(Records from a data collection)
-*-

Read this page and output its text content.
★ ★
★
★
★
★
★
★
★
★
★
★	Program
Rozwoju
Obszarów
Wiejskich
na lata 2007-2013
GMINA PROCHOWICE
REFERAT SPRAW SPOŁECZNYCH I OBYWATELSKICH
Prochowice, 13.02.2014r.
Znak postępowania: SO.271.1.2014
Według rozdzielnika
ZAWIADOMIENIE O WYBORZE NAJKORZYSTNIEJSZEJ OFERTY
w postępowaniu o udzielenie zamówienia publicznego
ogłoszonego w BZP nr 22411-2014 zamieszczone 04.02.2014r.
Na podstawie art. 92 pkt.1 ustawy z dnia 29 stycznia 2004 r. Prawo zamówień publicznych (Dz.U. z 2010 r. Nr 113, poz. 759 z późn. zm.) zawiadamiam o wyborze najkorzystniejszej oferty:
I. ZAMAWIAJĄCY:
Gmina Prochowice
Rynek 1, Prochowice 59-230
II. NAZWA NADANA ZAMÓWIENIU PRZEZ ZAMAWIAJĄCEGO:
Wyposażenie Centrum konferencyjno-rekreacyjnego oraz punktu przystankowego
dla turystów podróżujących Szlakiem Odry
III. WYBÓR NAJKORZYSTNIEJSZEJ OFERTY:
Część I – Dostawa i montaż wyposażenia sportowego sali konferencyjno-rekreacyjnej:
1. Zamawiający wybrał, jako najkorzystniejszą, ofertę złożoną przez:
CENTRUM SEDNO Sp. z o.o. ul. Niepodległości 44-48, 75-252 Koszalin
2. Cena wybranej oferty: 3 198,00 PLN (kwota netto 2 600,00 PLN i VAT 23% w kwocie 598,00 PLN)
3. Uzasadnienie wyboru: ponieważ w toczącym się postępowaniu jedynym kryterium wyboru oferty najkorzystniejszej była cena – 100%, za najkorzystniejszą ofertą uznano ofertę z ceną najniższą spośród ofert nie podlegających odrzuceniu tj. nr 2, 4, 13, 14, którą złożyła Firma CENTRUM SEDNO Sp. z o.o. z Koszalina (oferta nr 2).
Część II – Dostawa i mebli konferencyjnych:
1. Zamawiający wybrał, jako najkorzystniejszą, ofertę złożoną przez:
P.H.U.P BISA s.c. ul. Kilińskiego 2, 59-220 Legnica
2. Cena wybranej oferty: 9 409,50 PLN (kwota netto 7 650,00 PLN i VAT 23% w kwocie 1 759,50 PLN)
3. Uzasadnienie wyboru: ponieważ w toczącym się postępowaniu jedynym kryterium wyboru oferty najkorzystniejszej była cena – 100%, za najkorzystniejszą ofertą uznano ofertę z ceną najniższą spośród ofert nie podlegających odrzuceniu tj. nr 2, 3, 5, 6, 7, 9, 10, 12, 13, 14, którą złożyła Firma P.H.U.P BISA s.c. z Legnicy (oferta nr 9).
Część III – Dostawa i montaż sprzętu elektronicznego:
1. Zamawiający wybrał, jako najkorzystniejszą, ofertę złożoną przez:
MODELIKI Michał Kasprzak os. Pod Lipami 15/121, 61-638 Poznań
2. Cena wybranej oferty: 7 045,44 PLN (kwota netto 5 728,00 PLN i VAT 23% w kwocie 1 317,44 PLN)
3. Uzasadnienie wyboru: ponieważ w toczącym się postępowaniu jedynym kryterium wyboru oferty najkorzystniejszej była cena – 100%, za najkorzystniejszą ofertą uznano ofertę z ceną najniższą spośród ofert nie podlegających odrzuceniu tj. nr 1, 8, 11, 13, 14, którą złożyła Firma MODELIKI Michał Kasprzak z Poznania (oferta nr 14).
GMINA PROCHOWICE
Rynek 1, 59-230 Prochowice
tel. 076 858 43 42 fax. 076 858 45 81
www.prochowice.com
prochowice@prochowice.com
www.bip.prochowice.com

-*-

### Goal of the exercise
Filter the records for lines holding the string "konferencyjno". Copy each one.

### Exercise output
Wyposażenie Centrum konferencyjno-rekreacyjnego oraz punktu przystankowego
Część I – Dostawa i montaż wyposażenia sportowego sali konferencyjno-rekreacyjnej:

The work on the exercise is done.